━━ Data for this task ━━

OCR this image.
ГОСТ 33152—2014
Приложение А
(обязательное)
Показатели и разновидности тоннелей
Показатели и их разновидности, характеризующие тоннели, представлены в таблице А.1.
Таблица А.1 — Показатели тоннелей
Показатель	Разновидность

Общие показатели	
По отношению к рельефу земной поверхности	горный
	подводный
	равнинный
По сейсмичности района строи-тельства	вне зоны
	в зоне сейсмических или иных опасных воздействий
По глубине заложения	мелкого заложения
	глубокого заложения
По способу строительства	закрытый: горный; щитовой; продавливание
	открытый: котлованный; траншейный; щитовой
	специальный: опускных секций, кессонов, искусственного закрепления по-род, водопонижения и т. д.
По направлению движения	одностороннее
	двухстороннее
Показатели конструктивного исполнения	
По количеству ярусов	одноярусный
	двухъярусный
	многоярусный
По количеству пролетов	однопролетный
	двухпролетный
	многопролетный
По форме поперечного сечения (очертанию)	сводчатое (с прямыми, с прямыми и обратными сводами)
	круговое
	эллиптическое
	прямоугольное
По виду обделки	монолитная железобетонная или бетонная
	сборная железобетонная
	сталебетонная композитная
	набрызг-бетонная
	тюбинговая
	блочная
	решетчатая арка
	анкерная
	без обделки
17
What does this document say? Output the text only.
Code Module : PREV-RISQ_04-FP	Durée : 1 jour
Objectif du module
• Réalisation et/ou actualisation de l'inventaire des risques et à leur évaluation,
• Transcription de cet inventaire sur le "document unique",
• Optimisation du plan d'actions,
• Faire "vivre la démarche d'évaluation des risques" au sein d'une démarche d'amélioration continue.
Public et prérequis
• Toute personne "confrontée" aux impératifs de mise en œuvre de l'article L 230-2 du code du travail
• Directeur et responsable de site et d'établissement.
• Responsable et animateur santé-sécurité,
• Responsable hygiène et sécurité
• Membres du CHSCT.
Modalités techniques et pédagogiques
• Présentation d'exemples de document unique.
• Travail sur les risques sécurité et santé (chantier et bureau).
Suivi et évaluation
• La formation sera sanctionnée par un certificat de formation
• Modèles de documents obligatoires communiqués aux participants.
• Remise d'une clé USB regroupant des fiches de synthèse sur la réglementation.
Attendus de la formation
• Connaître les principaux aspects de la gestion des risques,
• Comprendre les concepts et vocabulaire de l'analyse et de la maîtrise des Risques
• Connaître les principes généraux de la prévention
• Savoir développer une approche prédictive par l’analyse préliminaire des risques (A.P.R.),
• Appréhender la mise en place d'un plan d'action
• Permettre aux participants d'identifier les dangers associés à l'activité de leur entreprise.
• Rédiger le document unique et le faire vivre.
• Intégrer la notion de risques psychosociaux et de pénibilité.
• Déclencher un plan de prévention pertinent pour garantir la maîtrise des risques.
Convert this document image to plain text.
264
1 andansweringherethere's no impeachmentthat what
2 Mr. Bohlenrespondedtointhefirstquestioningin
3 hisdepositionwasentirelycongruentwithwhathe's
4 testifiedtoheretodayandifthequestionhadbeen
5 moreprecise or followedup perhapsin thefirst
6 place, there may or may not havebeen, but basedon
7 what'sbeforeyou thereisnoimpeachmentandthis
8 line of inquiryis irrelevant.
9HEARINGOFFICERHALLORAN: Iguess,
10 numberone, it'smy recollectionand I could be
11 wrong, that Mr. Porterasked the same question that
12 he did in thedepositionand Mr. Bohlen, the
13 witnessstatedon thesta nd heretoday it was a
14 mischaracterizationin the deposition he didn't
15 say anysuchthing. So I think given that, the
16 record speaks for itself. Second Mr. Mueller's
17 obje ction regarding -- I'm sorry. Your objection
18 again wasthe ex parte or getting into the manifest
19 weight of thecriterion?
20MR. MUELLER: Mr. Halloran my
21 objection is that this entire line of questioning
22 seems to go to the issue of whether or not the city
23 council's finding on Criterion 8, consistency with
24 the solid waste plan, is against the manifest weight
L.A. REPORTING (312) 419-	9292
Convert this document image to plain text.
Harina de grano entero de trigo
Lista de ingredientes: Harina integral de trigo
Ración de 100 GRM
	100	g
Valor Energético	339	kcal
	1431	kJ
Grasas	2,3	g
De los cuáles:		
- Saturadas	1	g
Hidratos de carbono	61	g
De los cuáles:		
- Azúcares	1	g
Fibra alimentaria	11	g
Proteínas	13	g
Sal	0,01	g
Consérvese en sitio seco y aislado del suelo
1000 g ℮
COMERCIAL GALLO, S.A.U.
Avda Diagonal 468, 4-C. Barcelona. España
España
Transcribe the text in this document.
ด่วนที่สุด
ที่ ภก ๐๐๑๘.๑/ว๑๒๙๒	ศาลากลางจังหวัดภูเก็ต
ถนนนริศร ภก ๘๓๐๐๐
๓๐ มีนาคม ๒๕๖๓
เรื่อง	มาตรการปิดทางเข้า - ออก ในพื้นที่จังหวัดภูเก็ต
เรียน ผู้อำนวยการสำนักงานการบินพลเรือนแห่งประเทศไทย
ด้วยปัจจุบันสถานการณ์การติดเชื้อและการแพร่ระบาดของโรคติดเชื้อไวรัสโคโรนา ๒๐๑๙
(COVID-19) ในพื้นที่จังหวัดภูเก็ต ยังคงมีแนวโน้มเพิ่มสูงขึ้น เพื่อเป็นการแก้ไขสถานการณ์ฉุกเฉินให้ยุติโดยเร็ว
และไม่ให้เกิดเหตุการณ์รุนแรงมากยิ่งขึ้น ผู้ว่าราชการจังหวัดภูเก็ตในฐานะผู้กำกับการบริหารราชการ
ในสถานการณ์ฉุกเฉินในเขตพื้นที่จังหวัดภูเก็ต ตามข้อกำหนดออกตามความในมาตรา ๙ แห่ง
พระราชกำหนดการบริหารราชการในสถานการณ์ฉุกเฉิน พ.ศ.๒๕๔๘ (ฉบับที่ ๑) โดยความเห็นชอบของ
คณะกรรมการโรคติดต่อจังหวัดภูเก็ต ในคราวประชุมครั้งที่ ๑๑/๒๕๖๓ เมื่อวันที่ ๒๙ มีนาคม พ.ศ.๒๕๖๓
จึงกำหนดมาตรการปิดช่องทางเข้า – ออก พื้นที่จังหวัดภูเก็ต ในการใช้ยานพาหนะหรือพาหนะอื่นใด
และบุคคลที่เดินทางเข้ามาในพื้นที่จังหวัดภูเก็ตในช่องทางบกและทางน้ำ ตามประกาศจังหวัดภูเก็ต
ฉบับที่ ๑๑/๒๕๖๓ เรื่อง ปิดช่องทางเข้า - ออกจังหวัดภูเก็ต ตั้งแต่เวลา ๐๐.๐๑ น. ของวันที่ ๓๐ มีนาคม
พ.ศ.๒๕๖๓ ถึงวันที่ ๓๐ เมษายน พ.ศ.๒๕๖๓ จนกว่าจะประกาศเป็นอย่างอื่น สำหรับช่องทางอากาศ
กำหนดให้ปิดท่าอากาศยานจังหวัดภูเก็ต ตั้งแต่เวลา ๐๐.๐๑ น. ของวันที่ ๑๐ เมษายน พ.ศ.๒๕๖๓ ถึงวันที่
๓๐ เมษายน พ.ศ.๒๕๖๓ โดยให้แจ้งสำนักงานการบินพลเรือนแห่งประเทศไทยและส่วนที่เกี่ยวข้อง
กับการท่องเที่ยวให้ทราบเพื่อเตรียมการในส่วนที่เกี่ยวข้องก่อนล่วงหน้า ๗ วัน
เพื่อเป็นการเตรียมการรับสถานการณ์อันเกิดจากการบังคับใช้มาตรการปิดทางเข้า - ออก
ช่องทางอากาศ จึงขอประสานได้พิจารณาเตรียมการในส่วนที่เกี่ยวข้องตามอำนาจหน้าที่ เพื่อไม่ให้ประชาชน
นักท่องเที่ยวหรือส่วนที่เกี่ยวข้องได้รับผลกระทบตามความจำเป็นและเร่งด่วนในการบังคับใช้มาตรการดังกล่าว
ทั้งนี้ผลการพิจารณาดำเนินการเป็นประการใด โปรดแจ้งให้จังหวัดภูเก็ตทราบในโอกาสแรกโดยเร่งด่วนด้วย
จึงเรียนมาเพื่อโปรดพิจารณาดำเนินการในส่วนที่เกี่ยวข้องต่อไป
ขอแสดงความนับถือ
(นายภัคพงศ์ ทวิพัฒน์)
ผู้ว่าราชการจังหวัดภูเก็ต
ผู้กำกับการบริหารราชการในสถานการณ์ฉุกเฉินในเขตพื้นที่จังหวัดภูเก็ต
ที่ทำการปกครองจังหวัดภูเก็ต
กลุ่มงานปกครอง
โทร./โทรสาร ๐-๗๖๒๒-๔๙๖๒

━━━

> **The task**
Repeat, word for word, every line from the line that contains "Transcribe the text in this document." to the end of the entries; include both of those lines and no others.

> **Problem solution**
Transcribe the text in this document.
ด่วนที่สุด
ที่ ภก ๐๐๑๘.๑/ว๑๒๙๒	ศาลากลางจังหวัดภูเก็ต
ถนนนริศร ภก ๘๓๐๐๐
๓๐ มีนาคม ๒๕๖๓
เรื่อง	มาตรการปิดทางเข้า - ออก ในพื้นที่จังหวัดภูเก็ต
เรียน ผู้อำนวยการสำนักงานการบินพลเรือนแห่งประเทศไทย
ด้วยปัจจุบันสถานการณ์การติดเชื้อและการแพร่ระบาดของโรคติดเชื้อไวรัสโคโรนา ๒๐๑๙
(COVID-19) ในพื้นที่จังหวัดภูเก็ต ยังคงมีแนวโน้มเพิ่มสูงขึ้น เพื่อเป็นการแก้ไขสถานการณ์ฉุกเฉินให้ยุติโดยเร็ว
และไม่ให้เกิดเหตุการณ์รุนแรงมากยิ่งขึ้น ผู้ว่าราชการจังหวัดภูเก็ตในฐานะผู้กำกับการบริหารราชการ
ในสถานการณ์ฉุกเฉินในเขตพื้นที่จังหวัดภูเก็ต ตามข้อกำหนดออกตามความในมาตรา ๙ แห่ง
พระราชกำหนดการบริหารราชการในสถานการณ์ฉุกเฉิน พ.ศ.๒๕๔๘ (ฉบับที่ ๑) โดยความเห็นชอบของ
คณะกรรมการโรคติดต่อจังหวัดภูเก็ต ในคราวประชุมครั้งที่ ๑๑/๒๕๖๓ เมื่อวันที่ ๒๙ มีนาคม พ.ศ.๒๕๖๓
จึงกำหนดมาตรการปิดช่องทางเข้า – ออก พื้นที่จังหวัดภูเก็ต ในการใช้ยานพาหนะหรือพาหนะอื่นใด
และบุคคลที่เดินทางเข้ามาในพื้นที่จังหวัดภูเก็ตในช่องทางบกและทางน้ำ ตามประกาศจังหวัดภูเก็ต
ฉบับที่ ๑๑/๒๕๖๓ เรื่อง ปิดช่องทางเข้า - ออกจังหวัดภูเก็ต ตั้งแต่เวลา ๐๐.๐๑ น. ของวันที่ ๓๐ มีนาคม
พ.ศ.๒๕๖๓ ถึงวันที่ ๓๐ เมษายน พ.ศ.๒๕๖๓ จนกว่าจะประกาศเป็นอย่างอื่น สำหรับช่องทางอากาศ
กำหนดให้ปิดท่าอากาศยานจังหวัดภูเก็ต ตั้งแต่เวลา ๐๐.๐๑ น. ของวันที่ ๑๐ เมษายน พ.ศ.๒๕๖๓ ถึงวันที่
๓๐ เมษายน พ.ศ.๒๕๖๓ โดยให้แจ้งสำนักงานการบินพลเรือนแห่งประเทศไทยและส่วนที่เกี่ยวข้อง
กับการท่องเที่ยวให้ทราบเพื่อเตรียมการในส่วนที่เกี่ยวข้องก่อนล่วงหน้า ๗ วัน
เพื่อเป็นการเตรียมการรับสถานการณ์อันเกิดจากการบังคับใช้มาตรการปิดทางเข้า - ออก
ช่องทางอากาศ จึงขอประสานได้พิจารณาเตรียมการในส่วนที่เกี่ยวข้องตามอำนาจหน้าที่ เพื่อไม่ให้ประชาชน
นักท่องเที่ยวหรือส่วนที่เกี่ยวข้องได้รับผลกระทบตามความจำเป็นและเร่งด่วนในการบังคับใช้มาตรการดังกล่าว
ทั้งนี้ผลการพิจารณาดำเนินการเป็นประการใด โปรดแจ้งให้จังหวัดภูเก็ตทราบในโอกาสแรกโดยเร่งด่วนด้วย
จึงเรียนมาเพื่อโปรดพิจารณาดำเนินการในส่วนที่เกี่ยวข้องต่อไป
ขอแสดงความนับถือ
(นายภัคพงศ์ ทวิพัฒน์)
ผู้ว่าราชการจังหวัดภูเก็ต
ผู้กำกับการบริหารราชการในสถานการณ์ฉุกเฉินในเขตพื้นที่จังหวัดภูเก็ต
ที่ทำการปกครองจังหวัดภูเก็ต
กลุ่มงานปกครอง
โทร./โทรสาร ๐-๗๖๒๒-๔๙๖๒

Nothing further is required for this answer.